Hence, $K_{opt}$ is obtained as the largest integer less than or equal to the maximum value satisfying Equation (7):

$$K_{\text{opt}}=⌊\frac{1}{2}\left(-1+\sqrt{1+\frac{8}{G}{log}_{P_{\text{in}}+P_{\text{a}}{\left(1-P_{\text{a}}{P}_d\right)}^G}(1-{\mathcal{T}}_{\text{C}})}\right)⌋$$

(8)

With $\lfloor ·\rfloor$ denoting the floor operator. It’s easy to verify that ${\displaystyle 1+\frac{8}{G}{log}_{P_{\text{in}}+P_{\text{a}}{\left(1-P_{\text{a}}{P}_d\right)}^G}(1-{\mathcal{T}}_{\text{C}})\ge 1}$, i.e., $K_{\text{opt}}$ is positive. From Equation (8) it results that, for a given value of ${\mathcal{T}}_{\text{C}}$, $K_{\text{opt}}$ decreases as G increases. The same consideration holds if $P_{\text{a}}$ increases.

-----

- Goal of the exercise: List every distinct variable, other than K_opt itself, that appears in Equation (8) of the passage about K_opt. The records aren't needed for this.

-----

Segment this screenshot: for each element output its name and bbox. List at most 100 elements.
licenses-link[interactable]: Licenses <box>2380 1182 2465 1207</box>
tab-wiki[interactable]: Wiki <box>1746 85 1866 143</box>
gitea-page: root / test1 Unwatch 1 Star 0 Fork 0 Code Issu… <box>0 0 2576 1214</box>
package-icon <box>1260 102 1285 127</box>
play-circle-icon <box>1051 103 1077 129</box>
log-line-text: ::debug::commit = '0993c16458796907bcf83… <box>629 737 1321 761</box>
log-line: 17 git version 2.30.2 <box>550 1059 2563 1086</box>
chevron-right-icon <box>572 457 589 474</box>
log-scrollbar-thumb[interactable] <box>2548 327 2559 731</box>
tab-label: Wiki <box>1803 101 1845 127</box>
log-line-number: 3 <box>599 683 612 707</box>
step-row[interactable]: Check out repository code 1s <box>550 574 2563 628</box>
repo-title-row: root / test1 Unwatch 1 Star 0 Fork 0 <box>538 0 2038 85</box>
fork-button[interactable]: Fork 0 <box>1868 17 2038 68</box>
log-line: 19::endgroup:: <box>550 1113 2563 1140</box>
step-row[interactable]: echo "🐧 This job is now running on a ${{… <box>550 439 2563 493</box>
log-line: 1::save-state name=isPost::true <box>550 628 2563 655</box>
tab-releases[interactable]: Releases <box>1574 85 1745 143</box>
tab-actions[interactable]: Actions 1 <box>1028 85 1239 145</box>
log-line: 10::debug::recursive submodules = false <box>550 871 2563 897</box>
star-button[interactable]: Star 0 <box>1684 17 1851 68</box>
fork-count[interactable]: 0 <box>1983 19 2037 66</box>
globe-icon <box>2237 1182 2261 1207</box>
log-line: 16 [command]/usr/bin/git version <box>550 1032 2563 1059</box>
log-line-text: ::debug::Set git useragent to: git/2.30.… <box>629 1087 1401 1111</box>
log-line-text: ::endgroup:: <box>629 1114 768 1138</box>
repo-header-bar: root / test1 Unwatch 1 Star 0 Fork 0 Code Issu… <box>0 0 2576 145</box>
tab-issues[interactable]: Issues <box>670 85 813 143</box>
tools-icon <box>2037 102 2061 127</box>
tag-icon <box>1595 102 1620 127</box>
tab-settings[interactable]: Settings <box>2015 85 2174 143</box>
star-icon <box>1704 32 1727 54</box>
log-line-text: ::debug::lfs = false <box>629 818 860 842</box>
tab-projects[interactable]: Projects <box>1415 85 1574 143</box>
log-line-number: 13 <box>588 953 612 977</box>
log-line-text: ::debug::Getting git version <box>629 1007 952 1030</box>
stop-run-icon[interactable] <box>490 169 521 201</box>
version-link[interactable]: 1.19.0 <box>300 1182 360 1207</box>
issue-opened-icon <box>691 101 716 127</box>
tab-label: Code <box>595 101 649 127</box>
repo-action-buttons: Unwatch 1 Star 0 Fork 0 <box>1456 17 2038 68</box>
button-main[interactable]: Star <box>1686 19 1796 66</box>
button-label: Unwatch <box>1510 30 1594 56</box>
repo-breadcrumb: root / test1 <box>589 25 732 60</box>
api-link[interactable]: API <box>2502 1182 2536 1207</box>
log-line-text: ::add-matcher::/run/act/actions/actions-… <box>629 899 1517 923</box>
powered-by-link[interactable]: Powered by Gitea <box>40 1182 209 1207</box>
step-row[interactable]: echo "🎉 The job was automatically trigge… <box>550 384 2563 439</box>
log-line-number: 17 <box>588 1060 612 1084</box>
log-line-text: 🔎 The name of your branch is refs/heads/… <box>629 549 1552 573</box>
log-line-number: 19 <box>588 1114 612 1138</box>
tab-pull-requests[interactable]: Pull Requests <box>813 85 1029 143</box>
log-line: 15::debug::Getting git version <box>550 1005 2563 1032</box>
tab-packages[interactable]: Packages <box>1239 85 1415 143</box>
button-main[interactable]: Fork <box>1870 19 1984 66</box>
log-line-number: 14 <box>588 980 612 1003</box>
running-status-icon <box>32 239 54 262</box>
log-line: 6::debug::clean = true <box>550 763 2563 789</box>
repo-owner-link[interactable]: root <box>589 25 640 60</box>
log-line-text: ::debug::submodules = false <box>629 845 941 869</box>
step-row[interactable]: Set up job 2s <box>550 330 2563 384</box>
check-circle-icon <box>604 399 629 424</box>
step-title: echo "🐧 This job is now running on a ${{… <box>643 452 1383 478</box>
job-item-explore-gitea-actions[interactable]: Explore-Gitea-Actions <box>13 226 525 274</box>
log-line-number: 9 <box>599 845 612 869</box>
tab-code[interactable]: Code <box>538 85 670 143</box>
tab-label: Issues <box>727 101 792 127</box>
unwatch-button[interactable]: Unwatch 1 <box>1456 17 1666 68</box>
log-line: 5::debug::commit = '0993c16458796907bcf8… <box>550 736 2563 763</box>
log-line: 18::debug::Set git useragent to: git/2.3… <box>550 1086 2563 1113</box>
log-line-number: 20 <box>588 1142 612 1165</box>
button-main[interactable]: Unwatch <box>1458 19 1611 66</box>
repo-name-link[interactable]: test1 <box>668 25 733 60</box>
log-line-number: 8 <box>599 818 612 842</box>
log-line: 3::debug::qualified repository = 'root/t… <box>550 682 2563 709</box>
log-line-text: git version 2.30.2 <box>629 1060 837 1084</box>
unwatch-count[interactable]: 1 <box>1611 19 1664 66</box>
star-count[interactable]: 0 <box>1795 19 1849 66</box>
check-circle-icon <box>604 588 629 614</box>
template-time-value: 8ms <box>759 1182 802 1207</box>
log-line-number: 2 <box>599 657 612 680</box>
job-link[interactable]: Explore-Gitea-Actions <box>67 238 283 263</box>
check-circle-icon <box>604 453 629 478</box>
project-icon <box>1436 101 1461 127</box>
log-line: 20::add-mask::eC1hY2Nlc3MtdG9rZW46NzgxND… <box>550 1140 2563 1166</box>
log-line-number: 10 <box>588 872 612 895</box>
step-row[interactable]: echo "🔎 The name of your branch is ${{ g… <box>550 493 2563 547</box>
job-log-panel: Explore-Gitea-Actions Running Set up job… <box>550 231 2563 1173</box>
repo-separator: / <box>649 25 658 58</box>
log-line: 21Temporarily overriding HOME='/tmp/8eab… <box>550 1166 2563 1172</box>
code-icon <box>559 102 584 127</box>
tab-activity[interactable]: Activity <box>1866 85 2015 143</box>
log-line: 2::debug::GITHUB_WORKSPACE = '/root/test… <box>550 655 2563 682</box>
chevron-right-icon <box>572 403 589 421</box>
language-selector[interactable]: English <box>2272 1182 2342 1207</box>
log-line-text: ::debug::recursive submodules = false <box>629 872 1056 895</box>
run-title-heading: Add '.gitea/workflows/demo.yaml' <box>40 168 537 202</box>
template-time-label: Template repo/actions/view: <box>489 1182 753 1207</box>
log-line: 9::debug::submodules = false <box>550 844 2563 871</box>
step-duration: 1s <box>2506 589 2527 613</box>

-----

- Output for this task:
- G
- P_in
- P_a
- P_d
- 𝒯_C